> OBJECTIVE:
The entries are to be returned exactly, with images left out.

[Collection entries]
((

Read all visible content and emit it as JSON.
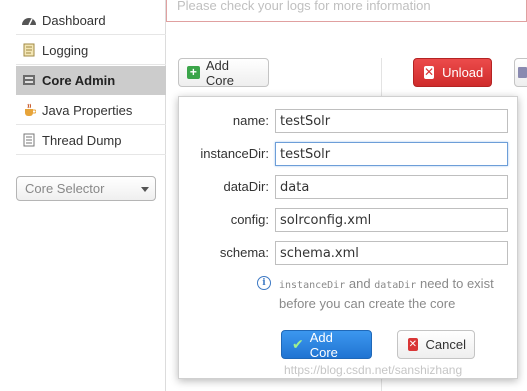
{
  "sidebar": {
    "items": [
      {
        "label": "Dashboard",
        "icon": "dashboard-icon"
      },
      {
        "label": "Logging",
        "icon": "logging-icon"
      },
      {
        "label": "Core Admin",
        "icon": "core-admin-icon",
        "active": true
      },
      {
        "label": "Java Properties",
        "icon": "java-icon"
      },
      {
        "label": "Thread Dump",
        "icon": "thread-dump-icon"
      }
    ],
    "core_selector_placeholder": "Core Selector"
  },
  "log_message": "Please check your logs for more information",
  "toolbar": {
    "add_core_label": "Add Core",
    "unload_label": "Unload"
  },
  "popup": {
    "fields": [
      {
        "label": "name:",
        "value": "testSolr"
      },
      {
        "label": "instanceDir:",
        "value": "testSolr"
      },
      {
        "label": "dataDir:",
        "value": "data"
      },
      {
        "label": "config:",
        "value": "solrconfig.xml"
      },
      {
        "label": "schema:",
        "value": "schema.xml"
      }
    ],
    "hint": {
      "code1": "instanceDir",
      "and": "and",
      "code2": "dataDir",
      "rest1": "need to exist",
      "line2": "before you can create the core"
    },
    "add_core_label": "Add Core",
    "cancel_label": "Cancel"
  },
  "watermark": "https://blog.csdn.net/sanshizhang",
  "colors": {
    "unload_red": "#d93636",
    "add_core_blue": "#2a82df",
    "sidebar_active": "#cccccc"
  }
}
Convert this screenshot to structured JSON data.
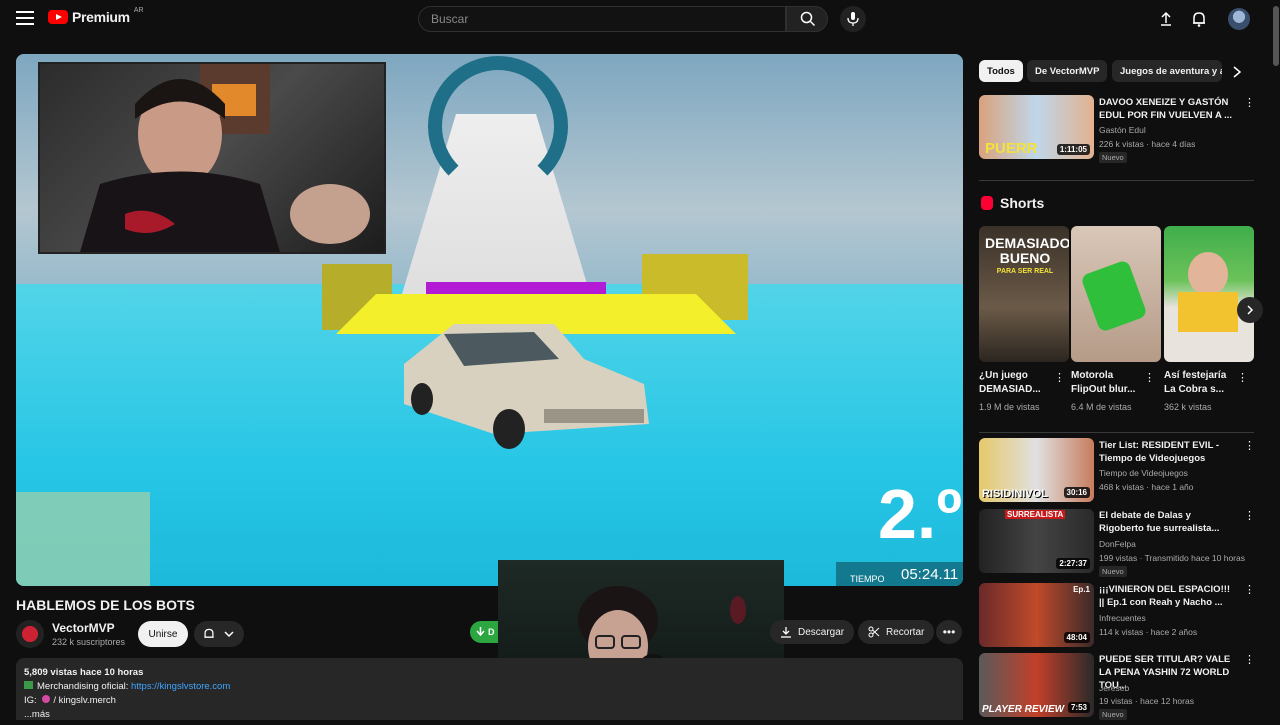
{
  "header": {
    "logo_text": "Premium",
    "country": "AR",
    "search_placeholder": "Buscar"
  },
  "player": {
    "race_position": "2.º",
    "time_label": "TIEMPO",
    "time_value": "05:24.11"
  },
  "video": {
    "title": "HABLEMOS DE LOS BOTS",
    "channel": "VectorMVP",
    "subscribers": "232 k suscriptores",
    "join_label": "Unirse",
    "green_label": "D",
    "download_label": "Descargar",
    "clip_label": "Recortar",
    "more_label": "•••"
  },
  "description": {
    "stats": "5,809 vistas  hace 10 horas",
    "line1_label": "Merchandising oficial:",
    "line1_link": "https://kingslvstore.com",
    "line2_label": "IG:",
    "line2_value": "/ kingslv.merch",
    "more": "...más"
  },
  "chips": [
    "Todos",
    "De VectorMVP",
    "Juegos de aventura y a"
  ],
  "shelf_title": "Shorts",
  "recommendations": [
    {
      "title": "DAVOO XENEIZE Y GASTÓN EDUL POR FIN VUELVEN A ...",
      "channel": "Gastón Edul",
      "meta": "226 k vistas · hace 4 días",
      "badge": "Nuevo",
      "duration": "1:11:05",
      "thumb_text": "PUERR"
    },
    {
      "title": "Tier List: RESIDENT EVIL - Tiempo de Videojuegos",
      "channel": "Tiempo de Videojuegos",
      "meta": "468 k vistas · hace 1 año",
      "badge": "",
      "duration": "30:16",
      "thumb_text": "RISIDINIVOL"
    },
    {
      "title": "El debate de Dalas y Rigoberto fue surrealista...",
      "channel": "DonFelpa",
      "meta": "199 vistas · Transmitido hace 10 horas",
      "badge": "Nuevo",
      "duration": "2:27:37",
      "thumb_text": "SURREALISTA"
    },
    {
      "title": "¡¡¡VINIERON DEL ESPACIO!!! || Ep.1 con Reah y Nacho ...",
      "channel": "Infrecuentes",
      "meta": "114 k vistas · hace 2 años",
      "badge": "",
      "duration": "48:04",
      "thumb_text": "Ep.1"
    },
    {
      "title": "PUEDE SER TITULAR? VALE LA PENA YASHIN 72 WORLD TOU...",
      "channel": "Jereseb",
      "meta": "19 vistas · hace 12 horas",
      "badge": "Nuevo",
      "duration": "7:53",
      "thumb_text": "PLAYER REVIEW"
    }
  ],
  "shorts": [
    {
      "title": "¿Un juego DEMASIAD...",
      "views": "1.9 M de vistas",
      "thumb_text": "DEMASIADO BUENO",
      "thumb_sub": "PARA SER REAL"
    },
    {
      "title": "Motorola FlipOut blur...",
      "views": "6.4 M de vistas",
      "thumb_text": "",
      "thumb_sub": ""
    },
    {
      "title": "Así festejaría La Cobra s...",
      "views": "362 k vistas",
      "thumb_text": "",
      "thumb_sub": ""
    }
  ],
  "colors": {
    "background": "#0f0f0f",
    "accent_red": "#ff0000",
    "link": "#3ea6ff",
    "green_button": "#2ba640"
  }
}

))

> EXERCISE RESPONSE:
Read all visible content and emit it as JSON.
{
  "sidebar": {
    "items": [
      {
        "label": "Dashboard",
        "icon": "dashboard-icon"
      },
      {
        "label": "Logging",
        "icon": "logging-icon"
      },
      {
        "label": "Core Admin",
        "icon": "core-admin-icon",
        "active": true
      },
      {
        "label": "Java Properties",
        "icon": "java-icon"
      },
      {
        "label": "Thread Dump",
        "icon": "thread-dump-icon"
      }
    ],
    "core_selector_placeholder": "Core Selector"
  },
  "log_message": "Please check your logs for more information",
  "toolbar": {
    "add_core_label": "Add Core",
    "unload_label": "Unload"
  },
  "popup": {
    "fields": [
      {
        "label": "name:",
        "value": "testSolr"
      },
      {
        "label": "instanceDir:",
        "value": "testSolr"
      },
      {
        "label": "dataDir:",
        "value": "data"
      },
      {
        "label": "config:",
        "value": "solrconfig.xml"
      },
      {
        "label": "schema:",
        "value": "schema.xml"
      }
    ],
    "hint": {
      "code1": "instanceDir",
      "and": "and",
      "code2": "dataDir",
      "rest1": "need to exist",
      "line2": "before you can create the core"
    },
    "add_core_label": "Add Core",
    "cancel_label": "Cancel"
  },
  "watermark": "https://blog.csdn.net/sanshizhang",
  "colors": {
    "unload_red": "#d93636",
    "add_core_blue": "#2a82df",
    "sidebar_active": "#cccccc"
  }
}
Convert this screenshot to structured JSON data.
{
  "header": {
    "logo_text": "Premium",
    "country": "AR",
    "search_placeholder": "Buscar"
  },
  "player": {
    "race_position": "2.º",
    "time_label": "TIEMPO",
    "time_value": "05:24.11"
  },
  "video": {
    "title": "HABLEMOS DE LOS BOTS",
    "channel": "VectorMVP",
    "subscribers": "232 k suscriptores",
    "join_label": "Unirse",
    "green_label": "D",
    "download_label": "Descargar",
    "clip_label": "Recortar",
    "more_label": "•••"
  },
  "description": {
    "stats": "5,809 vistas  hace 10 horas",
    "line1_label": "Merchandising oficial:",
    "line1_link": "https://kingslvstore.com",
    "line2_label": "IG:",
    "line2_value": "/ kingslv.merch",
    "more": "...más"
  },
  "chips": [
    "Todos",
    "De VectorMVP",
    "Juegos de aventura y a"
  ],
  "shelf_title": "Shorts",
  "recommendations": [
    {
      "title": "DAVOO XENEIZE Y GASTÓN EDUL POR FIN VUELVEN A ...",
      "channel": "Gastón Edul",
      "meta": "226 k vistas · hace 4 días",
      "badge": "Nuevo",
      "duration": "1:11:05",
      "thumb_text": "PUERR"
    },
    {
      "title": "Tier List: RESIDENT EVIL - Tiempo de Videojuegos",
      "channel": "Tiempo de Videojuegos",
      "meta": "468 k vistas · hace 1 año",
      "badge": "",
      "duration": "30:16",
      "thumb_text": "RISIDINIVOL"
    },
    {
      "title": "El debate de Dalas y Rigoberto fue surrealista...",
      "channel": "DonFelpa",
      "meta": "199 vistas · Transmitido hace 10 horas",
      "badge": "Nuevo",
      "duration": "2:27:37",
      "thumb_text": "SURREALISTA"
    },
    {
      "title": "¡¡¡VINIERON DEL ESPACIO!!! || Ep.1 con Reah y Nacho ...",
      "channel": "Infrecuentes",
      "meta": "114 k vistas · hace 2 años",
      "badge": "",
      "duration": "48:04",
      "thumb_text": "Ep.1"
    },
    {
      "title": "PUEDE SER TITULAR? VALE LA PENA YASHIN 72 WORLD TOU...",
      "channel": "Jereseb",
      "meta": "19 vistas · hace 12 horas",
      "badge": "Nuevo",
      "duration": "7:53",
      "thumb_text": "PLAYER REVIEW"
    }
  ],
  "shorts": [
    {
      "title": "¿Un juego DEMASIAD...",
      "views": "1.9 M de vistas",
      "thumb_text": "DEMASIADO BUENO",
      "thumb_sub": "PARA SER REAL"
    },
    {
      "title": "Motorola FlipOut blur...",
      "views": "6.4 M de vistas",
      "thumb_text": "",
      "thumb_sub": ""
    },
    {
      "title": "Así festejaría La Cobra s...",
      "views": "362 k vistas",
      "thumb_text": "",
      "thumb_sub": ""
    }
  ],
  "colors": {
    "background": "#0f0f0f",
    "accent_red": "#ff0000",
    "link": "#3ea6ff",
    "green_button": "#2ba640"
  }
}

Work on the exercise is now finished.